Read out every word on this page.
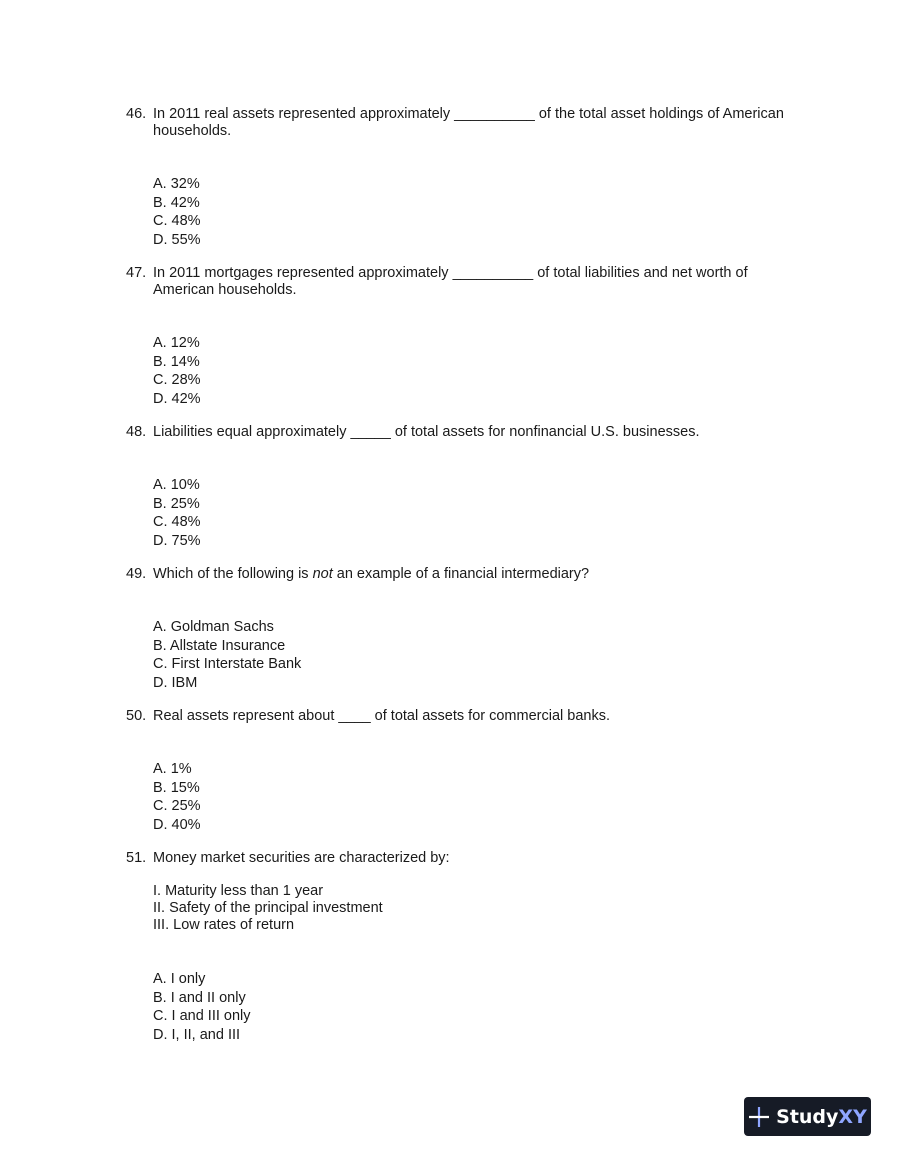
46. In 2011 real assets represented approximately __________ of the total asset holdings of American households.
A. 32%
B. 42%
C. 48%
D. 55%
47. In 2011 mortgages represented approximately __________ of total liabilities and net worth of American households.
A. 12%
B. 14%
C. 28%
D. 42%
48. Liabilities equal approximately _____ of total assets for nonfinancial U.S. businesses.
A. 10%
B. 25%
C. 48%
D. 75%
49. Which of the following is not an example of a financial intermediary?
A. Goldman Sachs
B. Allstate Insurance
C. First Interstate Bank
D. IBM
50. Real assets represent about ____ of total assets for commercial banks.
A. 1%
B. 15%
C. 25%
D. 40%
51. Money market securities are characterized by:
I. Maturity less than 1 year
II. Safety of the principal investment
III. Low rates of return
A. I only
B. I and II only
C. I and III only
D. I, II, and III
Study XY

[Instruction] Images should not appear in the copy; retype the listing above exactly.

[Solution to the exercise]
Read out every word on this page.
46. In 2011 real assets represented approximately __________ of the total asset holdings of American households.
A. 32%
B. 42%
C. 48%
D. 55%
47. In 2011 mortgages represented approximately __________ of total liabilities and net worth of American households.
A. 12%
B. 14%
C. 28%
D. 42%
48. Liabilities equal approximately _____ of total assets for nonfinancial U.S. businesses.
A. 10%
B. 25%
C. 48%
D. 75%
49. Which of the following is not an example of a financial intermediary?
A. Goldman Sachs
B. Allstate Insurance
C. First Interstate Bank
D. IBM
50. Real assets represent about ____ of total assets for commercial banks.
A. 1%
B. 15%
C. 25%
D. 40%
51. Money market securities are characterized by:
I. Maturity less than 1 year
II. Safety of the principal investment
III. Low rates of return
A. I only
B. I and II only
C. I and III only
D. I, II, and III
Study XY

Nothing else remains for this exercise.